**SUPPLIED RECORDS**
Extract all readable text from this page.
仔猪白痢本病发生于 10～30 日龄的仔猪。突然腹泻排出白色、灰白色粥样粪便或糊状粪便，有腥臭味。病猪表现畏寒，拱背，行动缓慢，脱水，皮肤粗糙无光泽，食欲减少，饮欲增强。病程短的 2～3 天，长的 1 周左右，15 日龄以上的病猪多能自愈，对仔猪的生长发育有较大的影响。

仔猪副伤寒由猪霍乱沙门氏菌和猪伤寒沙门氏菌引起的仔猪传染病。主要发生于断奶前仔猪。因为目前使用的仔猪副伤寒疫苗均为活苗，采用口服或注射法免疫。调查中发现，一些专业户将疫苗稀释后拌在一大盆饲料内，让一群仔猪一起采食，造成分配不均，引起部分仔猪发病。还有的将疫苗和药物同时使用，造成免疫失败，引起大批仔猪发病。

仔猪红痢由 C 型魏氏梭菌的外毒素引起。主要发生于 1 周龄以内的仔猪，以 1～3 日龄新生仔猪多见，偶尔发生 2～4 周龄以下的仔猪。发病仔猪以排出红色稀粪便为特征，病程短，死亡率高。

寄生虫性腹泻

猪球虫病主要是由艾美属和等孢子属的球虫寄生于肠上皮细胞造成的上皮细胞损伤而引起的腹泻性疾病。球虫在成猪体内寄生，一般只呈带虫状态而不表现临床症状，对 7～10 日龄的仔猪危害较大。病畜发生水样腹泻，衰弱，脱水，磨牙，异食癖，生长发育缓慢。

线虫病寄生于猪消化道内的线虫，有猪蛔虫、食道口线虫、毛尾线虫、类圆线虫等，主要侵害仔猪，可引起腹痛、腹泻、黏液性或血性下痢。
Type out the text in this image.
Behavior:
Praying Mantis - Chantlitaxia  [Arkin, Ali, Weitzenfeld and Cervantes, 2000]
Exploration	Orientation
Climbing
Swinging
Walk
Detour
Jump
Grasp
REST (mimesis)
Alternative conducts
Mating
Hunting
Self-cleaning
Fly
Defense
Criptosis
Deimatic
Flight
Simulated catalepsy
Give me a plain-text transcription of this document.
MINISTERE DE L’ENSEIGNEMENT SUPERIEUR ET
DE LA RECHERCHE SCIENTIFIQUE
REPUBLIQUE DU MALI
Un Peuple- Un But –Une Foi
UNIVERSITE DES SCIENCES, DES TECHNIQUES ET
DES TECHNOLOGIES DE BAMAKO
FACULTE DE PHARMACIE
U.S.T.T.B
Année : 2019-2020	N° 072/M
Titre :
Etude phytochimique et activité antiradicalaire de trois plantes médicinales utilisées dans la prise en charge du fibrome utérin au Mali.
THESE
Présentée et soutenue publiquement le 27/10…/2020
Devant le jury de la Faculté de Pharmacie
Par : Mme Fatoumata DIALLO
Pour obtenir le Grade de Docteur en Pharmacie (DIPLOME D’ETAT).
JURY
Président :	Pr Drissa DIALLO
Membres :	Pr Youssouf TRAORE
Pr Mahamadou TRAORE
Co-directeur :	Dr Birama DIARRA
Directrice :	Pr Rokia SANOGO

**SET TASK**
Using the entries above, return each line in which the word "DIALLO" occurs.

**RESPONSE TO THIS TASK**
Par : Mme Fatoumata DIALLO
Président :	Pr Drissa DIALLO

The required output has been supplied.